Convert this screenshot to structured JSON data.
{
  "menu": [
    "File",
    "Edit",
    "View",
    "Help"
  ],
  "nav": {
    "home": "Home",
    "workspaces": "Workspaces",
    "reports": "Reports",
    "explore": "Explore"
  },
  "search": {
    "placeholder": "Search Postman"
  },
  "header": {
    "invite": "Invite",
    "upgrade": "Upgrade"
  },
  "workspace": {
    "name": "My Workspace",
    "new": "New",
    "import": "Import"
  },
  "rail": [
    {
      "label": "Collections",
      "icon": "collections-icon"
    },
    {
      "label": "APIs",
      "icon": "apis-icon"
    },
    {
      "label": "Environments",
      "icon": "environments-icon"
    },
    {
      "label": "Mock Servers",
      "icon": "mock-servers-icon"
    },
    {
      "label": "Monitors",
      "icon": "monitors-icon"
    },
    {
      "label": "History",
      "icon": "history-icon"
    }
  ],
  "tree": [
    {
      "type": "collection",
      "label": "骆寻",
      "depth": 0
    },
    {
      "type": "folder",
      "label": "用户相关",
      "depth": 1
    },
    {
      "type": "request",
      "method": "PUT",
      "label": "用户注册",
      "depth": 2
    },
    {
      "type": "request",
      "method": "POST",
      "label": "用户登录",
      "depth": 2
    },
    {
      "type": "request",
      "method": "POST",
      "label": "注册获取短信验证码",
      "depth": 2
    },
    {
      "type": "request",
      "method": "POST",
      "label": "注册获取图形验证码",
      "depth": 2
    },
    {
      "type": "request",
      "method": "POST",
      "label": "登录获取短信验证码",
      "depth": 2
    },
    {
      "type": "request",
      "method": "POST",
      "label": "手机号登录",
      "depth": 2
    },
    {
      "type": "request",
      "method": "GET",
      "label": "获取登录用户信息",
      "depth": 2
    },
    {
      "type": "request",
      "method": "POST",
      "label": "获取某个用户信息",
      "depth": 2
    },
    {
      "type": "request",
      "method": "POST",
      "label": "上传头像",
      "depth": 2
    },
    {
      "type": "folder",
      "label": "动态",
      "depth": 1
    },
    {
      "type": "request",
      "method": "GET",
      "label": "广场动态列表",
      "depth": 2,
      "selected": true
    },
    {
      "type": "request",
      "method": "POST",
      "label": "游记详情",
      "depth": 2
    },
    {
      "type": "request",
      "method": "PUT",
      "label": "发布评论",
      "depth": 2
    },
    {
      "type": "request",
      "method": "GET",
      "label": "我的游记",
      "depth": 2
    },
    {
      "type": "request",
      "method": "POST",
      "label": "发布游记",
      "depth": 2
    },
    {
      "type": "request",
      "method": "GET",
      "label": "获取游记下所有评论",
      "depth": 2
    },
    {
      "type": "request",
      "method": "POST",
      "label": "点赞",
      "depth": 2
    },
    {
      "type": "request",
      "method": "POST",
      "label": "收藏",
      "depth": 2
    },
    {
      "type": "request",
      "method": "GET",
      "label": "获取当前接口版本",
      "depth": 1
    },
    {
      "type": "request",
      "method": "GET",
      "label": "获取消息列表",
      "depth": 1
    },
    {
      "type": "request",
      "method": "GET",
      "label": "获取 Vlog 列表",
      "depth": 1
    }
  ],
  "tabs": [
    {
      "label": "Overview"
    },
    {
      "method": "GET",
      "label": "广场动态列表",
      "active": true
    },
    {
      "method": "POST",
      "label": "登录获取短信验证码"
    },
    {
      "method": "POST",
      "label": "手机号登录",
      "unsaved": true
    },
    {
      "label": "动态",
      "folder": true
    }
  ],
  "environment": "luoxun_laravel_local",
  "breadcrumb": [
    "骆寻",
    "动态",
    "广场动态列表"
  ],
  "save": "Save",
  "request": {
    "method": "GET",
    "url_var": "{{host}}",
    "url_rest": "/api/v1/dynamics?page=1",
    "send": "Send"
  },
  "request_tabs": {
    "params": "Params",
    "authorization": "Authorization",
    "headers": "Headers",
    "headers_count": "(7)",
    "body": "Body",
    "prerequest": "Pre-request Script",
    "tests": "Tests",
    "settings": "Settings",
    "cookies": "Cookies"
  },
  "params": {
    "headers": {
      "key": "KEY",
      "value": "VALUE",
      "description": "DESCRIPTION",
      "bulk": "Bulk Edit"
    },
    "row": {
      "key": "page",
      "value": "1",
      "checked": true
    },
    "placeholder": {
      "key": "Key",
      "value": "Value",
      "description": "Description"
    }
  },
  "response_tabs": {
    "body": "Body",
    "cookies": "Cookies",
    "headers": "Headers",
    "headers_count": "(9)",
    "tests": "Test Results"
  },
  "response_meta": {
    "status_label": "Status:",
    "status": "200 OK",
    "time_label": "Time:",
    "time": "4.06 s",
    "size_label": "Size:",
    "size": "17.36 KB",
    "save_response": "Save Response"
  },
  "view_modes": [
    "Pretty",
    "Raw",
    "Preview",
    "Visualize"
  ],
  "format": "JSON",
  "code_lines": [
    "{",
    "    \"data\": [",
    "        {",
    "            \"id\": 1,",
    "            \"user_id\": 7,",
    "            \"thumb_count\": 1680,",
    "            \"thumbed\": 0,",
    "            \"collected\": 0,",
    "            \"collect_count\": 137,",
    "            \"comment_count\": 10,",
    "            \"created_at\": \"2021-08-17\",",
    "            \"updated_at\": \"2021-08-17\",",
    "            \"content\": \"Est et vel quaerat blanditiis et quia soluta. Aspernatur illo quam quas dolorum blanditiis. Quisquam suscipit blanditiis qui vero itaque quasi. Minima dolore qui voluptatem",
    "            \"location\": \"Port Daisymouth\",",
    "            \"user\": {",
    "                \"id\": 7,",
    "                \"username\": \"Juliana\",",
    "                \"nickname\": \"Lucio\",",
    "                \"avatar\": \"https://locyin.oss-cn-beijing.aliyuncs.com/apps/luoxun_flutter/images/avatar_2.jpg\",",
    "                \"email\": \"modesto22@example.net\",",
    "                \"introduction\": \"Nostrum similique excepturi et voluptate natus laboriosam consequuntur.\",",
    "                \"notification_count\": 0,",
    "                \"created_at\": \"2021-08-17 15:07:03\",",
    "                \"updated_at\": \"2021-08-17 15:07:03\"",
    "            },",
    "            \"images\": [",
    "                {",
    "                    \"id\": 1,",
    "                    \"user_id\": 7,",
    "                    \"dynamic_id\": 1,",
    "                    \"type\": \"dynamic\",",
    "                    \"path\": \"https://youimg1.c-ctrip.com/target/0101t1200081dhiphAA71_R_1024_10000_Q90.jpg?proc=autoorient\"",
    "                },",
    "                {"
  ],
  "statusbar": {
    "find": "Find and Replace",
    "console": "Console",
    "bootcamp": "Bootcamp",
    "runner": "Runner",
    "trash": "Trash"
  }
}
————————
Your answer should be a single number: how many lines of the material contain the word "JSON".

2